CONSEGNA: Per favore, riscrivi identiche le voci dall'inizio fino alla riga che contiene "address-bar[interactable]: https://www.softpedia.com A", compresa quest'ultima.

|---|

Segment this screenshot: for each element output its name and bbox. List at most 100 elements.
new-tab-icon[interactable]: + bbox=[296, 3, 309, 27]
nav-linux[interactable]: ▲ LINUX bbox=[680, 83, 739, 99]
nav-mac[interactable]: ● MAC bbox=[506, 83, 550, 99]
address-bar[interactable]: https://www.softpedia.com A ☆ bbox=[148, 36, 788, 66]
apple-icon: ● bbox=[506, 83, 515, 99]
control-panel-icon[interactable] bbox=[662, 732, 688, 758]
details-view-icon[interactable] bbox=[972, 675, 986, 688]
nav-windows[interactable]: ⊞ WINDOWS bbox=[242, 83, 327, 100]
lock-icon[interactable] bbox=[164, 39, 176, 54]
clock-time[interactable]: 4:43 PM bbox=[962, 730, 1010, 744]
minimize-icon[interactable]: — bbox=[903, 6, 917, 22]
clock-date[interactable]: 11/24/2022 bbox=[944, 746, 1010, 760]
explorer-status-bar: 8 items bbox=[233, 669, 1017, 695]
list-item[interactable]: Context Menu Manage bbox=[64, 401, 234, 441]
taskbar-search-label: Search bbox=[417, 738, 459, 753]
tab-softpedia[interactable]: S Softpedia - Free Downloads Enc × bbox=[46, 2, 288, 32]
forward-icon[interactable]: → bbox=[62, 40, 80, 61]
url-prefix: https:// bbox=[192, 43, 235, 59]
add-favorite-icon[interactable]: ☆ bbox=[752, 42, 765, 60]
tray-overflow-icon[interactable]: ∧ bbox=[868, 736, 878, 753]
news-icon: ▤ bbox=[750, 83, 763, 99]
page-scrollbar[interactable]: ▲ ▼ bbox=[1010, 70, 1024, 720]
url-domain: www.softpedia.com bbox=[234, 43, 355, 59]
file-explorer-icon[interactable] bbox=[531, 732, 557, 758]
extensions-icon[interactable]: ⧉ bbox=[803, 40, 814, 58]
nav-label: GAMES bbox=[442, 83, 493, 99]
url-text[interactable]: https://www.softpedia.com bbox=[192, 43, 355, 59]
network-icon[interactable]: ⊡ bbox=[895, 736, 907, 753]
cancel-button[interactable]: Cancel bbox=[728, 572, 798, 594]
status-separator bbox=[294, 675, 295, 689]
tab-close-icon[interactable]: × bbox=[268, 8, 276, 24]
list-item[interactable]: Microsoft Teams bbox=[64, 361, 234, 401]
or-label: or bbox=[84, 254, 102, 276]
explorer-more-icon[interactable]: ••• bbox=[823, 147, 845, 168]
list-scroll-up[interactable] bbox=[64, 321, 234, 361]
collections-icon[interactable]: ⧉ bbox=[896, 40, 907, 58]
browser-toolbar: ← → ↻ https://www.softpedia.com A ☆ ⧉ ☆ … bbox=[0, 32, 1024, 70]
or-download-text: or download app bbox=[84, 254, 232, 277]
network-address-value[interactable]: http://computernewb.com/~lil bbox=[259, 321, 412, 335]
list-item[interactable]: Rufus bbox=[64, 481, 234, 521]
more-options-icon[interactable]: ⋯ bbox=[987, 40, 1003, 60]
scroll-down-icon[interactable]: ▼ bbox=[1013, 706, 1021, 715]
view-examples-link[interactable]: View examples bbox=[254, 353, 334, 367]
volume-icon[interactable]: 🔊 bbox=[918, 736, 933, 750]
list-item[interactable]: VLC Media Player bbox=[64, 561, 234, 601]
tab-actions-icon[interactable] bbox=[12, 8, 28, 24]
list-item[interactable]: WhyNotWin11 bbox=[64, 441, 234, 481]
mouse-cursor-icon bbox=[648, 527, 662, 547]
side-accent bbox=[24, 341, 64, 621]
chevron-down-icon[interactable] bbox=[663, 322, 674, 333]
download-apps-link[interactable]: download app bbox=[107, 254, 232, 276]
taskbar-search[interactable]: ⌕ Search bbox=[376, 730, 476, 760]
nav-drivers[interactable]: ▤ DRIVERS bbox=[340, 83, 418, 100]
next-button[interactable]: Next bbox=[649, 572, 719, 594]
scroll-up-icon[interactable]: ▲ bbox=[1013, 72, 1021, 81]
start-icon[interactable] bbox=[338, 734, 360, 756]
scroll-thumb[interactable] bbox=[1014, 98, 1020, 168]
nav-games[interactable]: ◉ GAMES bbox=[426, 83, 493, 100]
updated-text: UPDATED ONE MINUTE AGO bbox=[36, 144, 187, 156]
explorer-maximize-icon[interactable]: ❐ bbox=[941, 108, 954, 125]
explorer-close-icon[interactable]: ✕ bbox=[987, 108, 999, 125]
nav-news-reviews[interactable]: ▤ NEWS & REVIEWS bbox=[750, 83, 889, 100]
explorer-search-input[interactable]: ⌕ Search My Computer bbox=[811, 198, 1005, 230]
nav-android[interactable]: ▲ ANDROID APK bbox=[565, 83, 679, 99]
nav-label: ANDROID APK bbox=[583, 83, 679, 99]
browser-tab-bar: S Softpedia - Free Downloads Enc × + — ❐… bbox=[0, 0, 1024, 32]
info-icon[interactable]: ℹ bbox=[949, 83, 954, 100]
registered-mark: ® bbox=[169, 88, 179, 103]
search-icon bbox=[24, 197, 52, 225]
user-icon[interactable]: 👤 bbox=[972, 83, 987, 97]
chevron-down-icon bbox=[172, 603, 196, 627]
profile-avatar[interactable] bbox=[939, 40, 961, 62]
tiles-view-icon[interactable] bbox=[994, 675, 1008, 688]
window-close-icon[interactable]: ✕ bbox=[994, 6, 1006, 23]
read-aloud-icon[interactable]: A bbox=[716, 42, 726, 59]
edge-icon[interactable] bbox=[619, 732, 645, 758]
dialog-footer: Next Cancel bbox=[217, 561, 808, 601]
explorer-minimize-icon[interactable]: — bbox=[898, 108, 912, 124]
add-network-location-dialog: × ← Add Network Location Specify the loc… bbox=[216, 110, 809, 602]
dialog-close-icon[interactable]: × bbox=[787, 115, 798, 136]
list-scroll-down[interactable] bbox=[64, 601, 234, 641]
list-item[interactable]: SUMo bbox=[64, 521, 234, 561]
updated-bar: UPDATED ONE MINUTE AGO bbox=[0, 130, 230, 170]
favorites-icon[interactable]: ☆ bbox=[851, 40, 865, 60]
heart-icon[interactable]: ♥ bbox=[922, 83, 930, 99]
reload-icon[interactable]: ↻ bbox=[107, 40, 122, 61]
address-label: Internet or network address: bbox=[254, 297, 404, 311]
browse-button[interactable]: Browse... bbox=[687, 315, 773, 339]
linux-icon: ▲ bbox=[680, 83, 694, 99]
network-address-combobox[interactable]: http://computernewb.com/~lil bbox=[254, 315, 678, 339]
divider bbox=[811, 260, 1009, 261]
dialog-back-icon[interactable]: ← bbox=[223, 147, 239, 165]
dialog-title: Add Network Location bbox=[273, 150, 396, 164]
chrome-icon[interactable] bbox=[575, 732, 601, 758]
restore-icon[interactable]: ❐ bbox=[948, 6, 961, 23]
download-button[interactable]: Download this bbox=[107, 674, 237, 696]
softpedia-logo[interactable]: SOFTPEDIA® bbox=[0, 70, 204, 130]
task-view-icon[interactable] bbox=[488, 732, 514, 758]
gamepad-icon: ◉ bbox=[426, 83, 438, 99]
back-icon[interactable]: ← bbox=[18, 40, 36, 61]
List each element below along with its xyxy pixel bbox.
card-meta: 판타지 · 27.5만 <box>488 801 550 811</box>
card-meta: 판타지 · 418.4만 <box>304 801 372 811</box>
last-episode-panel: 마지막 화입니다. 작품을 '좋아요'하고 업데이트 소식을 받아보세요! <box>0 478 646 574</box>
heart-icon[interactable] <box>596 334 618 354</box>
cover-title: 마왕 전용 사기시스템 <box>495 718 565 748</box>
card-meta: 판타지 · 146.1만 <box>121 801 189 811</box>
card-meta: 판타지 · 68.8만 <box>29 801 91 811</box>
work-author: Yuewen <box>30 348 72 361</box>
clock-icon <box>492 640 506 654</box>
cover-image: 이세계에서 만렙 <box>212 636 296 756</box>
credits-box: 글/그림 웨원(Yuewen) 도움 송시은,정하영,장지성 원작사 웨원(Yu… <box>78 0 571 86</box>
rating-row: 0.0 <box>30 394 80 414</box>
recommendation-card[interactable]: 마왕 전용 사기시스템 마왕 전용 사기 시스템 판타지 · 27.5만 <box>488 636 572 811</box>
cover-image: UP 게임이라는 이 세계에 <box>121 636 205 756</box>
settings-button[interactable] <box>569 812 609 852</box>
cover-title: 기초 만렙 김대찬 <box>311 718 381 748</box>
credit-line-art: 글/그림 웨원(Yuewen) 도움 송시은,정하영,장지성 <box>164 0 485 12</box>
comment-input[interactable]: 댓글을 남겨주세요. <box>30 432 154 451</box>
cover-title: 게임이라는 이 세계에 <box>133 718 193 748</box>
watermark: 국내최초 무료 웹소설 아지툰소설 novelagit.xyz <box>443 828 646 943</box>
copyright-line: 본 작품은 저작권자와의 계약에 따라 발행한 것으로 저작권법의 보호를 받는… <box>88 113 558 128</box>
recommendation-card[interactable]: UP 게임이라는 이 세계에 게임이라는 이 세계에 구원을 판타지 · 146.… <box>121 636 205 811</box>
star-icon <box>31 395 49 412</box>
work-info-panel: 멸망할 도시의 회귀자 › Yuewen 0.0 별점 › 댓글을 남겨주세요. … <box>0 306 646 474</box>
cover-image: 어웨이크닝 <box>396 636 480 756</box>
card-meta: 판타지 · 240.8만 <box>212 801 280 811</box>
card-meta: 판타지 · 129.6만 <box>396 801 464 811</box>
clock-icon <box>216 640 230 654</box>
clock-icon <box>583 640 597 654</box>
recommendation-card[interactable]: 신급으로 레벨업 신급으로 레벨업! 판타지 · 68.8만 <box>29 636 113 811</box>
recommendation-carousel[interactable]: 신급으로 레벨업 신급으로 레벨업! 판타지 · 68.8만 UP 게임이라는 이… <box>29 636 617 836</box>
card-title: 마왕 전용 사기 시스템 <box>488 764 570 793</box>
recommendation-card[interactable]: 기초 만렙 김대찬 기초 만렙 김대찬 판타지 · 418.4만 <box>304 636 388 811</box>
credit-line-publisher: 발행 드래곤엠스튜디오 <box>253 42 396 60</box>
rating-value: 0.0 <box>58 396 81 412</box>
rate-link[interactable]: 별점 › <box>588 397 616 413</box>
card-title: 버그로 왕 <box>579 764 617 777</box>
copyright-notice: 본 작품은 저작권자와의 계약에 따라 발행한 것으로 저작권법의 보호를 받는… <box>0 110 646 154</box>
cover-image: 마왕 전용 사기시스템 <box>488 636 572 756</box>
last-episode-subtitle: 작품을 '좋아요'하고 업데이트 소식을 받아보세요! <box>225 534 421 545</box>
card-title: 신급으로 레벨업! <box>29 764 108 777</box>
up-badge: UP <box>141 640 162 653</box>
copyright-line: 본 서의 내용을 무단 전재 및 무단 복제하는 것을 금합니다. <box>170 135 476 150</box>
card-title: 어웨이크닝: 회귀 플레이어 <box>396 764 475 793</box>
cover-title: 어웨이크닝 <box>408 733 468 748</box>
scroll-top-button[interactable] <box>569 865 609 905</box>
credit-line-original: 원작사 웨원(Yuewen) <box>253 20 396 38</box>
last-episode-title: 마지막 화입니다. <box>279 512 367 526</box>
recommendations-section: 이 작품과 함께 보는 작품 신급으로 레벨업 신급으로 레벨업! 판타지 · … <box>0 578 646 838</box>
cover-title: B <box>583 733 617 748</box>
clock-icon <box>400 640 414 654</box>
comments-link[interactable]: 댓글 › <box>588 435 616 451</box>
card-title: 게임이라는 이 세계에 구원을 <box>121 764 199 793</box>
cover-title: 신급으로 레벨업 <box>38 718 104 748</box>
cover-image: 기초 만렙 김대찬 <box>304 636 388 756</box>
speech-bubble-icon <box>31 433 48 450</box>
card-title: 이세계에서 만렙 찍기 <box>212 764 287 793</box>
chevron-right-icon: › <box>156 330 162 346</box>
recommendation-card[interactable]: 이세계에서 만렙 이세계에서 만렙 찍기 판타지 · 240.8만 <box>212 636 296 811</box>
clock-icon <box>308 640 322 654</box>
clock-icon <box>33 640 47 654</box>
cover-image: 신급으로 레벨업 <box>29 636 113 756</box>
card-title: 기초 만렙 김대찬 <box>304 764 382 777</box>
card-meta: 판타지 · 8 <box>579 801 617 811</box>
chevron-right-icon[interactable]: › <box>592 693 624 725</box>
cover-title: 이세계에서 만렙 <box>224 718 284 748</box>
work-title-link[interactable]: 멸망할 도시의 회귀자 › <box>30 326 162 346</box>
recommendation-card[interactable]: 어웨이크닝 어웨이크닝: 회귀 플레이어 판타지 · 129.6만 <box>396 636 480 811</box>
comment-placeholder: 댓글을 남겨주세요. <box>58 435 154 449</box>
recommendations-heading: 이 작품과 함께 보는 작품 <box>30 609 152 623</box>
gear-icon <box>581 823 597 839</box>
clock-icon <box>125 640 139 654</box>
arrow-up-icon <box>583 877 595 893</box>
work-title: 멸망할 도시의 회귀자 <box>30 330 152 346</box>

|---|

RISPOSTA SCRITTA:
Segment this screenshot: for each element output its name and bbox. List at most 100 elements.
new-tab-icon[interactable]: + bbox=[296, 3, 309, 27]
nav-linux[interactable]: ▲ LINUX bbox=[680, 83, 739, 99]
nav-mac[interactable]: ● MAC bbox=[506, 83, 550, 99]
address-bar[interactable]: https://www.softpedia.com A ☆ bbox=[148, 36, 788, 66]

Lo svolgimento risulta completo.